Copy out each line below that has the word "valve" in it.

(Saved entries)
********

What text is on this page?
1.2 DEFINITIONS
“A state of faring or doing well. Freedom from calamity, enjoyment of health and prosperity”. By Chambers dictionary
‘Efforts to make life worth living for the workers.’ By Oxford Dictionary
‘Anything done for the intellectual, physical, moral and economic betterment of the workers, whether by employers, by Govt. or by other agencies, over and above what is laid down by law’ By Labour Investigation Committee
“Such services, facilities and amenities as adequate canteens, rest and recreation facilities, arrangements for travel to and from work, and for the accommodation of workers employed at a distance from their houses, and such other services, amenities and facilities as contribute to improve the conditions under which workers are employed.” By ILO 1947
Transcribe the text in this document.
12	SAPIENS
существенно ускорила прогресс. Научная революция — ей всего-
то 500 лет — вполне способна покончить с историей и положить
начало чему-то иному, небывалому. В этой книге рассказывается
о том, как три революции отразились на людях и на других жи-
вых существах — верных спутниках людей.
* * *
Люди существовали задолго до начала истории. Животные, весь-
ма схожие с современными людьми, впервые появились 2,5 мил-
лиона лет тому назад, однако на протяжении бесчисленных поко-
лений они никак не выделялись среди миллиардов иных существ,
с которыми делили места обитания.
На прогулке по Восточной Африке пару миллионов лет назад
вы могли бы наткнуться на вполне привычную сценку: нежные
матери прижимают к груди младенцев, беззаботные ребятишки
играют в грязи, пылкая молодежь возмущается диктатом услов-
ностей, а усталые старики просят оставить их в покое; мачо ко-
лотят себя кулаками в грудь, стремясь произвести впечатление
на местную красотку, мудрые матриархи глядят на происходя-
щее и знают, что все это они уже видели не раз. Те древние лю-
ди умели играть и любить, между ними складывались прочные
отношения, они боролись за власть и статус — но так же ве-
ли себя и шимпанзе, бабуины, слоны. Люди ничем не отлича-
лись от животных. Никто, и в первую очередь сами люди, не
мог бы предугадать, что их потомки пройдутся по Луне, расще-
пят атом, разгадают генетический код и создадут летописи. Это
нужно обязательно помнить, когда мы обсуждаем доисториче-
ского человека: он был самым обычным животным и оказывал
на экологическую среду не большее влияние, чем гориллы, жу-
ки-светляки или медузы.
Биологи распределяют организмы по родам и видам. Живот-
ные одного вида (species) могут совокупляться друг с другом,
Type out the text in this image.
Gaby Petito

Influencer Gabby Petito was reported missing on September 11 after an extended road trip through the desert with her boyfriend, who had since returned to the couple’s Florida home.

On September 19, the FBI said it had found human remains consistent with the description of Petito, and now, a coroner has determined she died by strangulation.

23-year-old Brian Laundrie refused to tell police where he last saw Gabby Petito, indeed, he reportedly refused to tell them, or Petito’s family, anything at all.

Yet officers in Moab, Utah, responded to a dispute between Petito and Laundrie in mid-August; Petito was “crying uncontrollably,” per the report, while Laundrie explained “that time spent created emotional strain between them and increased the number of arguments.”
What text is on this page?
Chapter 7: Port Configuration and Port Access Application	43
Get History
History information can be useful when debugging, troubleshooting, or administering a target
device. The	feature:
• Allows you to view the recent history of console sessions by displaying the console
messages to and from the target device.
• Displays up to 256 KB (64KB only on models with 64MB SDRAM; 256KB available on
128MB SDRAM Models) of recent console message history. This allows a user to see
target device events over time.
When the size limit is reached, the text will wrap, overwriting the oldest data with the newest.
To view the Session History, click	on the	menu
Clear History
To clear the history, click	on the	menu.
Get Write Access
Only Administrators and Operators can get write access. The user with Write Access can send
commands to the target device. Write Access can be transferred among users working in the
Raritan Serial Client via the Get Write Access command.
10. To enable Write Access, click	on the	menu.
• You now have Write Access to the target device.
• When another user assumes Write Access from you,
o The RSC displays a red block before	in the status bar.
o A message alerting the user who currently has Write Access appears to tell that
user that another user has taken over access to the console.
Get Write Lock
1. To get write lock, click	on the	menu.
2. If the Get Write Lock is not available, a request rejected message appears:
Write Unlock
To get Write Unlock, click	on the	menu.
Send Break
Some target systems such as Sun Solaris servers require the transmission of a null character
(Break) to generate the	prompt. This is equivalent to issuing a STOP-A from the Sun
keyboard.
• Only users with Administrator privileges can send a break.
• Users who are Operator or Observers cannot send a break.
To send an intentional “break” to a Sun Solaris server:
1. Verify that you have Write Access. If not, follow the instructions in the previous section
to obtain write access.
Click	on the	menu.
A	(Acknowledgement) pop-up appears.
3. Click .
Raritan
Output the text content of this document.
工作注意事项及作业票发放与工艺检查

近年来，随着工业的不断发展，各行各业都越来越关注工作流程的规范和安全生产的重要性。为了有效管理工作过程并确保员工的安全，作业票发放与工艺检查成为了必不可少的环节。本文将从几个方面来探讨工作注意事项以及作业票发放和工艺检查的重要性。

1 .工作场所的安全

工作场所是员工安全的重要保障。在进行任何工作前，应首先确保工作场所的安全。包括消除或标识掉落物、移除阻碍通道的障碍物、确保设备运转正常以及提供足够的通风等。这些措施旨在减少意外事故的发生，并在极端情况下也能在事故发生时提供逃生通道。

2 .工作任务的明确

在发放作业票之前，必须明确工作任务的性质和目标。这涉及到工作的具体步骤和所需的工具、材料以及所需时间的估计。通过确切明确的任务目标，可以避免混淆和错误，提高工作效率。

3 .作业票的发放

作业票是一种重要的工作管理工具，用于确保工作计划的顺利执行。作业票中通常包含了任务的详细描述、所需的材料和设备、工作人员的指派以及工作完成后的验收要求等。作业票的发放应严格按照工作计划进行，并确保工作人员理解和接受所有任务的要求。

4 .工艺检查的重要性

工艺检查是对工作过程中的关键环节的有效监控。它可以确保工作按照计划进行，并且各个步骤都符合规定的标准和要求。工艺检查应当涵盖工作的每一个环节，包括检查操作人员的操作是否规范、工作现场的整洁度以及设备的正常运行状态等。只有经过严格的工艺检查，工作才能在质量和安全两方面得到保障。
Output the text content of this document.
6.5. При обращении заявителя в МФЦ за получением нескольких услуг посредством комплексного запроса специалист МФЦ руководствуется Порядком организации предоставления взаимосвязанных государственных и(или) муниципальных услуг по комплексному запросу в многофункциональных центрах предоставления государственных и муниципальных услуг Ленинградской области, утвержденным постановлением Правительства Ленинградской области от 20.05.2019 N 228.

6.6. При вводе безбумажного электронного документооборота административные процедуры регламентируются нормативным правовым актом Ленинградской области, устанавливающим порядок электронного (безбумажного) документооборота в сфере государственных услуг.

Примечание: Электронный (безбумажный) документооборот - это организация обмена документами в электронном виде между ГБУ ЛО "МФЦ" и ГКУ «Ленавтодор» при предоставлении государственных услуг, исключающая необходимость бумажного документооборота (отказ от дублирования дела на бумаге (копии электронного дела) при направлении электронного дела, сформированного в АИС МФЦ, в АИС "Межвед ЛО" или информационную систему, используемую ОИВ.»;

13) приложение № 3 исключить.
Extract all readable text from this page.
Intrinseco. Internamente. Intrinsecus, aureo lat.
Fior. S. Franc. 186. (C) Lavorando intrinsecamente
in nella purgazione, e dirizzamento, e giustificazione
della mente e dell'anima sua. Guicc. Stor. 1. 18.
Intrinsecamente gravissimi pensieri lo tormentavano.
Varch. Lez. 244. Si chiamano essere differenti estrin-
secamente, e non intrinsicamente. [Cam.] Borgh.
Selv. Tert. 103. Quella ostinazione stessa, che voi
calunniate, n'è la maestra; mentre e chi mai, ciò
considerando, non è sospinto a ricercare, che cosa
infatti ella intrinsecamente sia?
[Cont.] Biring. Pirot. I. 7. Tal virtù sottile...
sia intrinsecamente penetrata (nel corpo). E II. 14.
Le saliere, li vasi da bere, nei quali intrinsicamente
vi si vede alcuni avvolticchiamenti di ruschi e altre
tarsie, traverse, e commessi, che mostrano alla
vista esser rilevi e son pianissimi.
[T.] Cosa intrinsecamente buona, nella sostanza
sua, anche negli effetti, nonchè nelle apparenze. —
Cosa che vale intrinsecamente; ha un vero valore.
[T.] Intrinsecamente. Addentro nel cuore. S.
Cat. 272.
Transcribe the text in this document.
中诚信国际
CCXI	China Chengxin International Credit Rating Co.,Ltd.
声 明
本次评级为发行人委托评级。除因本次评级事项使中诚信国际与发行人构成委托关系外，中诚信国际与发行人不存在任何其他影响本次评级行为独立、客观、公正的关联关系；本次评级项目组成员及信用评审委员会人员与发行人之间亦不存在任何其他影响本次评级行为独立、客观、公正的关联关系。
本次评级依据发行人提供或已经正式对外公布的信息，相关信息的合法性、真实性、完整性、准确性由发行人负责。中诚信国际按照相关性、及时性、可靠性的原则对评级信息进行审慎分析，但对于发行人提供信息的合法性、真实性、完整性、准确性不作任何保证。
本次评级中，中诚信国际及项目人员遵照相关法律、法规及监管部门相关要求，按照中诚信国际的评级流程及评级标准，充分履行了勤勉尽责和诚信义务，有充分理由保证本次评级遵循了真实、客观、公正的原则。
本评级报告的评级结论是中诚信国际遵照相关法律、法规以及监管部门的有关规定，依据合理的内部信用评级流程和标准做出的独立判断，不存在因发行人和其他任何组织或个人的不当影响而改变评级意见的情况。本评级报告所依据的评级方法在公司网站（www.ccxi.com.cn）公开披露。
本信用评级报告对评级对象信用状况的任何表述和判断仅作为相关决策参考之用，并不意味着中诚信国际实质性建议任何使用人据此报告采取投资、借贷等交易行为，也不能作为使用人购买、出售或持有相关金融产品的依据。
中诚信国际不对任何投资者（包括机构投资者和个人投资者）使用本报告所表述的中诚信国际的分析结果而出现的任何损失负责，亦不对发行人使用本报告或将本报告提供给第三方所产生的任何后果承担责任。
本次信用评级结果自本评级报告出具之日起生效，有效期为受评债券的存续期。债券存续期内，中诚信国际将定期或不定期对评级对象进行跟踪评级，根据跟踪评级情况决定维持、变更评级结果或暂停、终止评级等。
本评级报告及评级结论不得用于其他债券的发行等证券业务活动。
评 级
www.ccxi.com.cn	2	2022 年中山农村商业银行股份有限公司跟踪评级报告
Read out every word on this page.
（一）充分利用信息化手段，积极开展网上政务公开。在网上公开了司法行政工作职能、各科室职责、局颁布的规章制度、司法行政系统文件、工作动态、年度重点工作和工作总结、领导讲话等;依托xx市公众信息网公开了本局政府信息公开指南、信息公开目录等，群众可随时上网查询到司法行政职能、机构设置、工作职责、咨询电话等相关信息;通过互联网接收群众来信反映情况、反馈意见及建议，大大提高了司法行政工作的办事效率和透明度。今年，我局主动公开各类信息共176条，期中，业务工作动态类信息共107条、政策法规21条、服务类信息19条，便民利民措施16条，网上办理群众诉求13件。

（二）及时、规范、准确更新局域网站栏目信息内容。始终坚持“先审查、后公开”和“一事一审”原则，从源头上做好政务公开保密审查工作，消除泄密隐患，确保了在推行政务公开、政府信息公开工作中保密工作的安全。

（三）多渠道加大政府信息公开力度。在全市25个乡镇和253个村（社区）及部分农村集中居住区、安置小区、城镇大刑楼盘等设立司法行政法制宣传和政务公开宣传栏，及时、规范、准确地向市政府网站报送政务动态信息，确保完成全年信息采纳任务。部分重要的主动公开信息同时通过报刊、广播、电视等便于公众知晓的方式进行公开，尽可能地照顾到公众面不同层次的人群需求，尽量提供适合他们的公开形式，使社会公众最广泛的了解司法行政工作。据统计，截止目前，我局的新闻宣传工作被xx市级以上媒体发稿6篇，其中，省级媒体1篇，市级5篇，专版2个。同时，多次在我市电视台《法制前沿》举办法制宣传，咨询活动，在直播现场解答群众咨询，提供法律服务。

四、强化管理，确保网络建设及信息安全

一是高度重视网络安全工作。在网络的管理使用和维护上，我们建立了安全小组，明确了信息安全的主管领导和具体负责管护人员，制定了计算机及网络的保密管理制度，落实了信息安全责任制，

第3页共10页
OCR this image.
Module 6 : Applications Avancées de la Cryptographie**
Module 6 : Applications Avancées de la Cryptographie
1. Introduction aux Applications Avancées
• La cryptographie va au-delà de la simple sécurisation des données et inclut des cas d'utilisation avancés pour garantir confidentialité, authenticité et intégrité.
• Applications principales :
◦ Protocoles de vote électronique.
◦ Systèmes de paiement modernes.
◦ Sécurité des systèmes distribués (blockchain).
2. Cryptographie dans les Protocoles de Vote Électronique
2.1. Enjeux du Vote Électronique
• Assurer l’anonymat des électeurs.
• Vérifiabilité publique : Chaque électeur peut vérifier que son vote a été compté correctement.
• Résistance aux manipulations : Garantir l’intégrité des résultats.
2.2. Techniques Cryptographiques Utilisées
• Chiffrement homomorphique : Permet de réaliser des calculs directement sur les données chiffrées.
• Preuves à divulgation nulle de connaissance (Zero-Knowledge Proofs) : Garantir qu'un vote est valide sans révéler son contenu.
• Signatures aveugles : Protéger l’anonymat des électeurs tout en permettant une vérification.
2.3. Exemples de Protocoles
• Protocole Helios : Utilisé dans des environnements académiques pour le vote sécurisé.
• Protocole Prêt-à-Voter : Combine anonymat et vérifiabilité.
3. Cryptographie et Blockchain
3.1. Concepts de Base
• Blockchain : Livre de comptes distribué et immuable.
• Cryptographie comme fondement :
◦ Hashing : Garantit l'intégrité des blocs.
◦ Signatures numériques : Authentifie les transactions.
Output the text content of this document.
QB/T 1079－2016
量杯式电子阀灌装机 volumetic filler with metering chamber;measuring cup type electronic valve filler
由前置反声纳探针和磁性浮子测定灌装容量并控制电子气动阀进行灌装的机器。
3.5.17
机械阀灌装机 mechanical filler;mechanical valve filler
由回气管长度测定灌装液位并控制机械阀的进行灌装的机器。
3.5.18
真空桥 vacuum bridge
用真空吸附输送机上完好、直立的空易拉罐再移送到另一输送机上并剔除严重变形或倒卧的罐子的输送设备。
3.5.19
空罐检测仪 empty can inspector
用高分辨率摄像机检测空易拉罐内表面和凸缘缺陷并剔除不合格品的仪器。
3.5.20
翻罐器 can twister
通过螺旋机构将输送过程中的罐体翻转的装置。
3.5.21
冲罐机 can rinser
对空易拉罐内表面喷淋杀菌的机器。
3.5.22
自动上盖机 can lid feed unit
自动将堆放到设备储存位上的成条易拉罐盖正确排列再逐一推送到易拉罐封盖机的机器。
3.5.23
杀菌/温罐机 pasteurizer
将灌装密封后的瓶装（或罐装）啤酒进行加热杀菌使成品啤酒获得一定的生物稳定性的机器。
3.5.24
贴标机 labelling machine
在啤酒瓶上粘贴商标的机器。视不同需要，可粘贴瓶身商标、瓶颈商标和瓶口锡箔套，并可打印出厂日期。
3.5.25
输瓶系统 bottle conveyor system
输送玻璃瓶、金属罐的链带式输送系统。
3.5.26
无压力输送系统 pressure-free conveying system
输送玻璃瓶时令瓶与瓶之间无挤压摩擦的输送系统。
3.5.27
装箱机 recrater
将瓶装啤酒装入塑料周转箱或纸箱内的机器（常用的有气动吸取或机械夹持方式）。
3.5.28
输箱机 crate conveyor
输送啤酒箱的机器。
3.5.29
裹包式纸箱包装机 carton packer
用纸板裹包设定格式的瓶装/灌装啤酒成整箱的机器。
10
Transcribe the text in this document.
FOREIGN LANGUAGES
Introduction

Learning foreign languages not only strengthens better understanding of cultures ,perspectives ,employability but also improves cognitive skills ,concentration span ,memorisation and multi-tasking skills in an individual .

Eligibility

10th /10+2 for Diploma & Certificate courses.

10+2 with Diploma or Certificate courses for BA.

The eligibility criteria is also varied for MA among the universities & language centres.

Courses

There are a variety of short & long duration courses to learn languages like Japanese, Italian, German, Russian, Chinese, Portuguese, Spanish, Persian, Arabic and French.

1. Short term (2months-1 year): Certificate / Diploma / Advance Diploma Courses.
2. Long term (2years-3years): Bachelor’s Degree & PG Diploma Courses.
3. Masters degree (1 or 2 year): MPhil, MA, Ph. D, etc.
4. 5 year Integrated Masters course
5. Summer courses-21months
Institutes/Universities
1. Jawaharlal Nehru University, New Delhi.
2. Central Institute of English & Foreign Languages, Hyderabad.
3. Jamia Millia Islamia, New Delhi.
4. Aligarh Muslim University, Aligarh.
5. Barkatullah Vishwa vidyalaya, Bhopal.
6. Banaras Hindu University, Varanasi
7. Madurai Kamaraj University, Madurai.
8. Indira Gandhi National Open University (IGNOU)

********

** FULL OUTPUT **
量杯式电子阀灌装机 volumetic filler with metering chamber;measuring cup type electronic valve filler
机械阀灌装机 mechanical filler;mechanical valve filler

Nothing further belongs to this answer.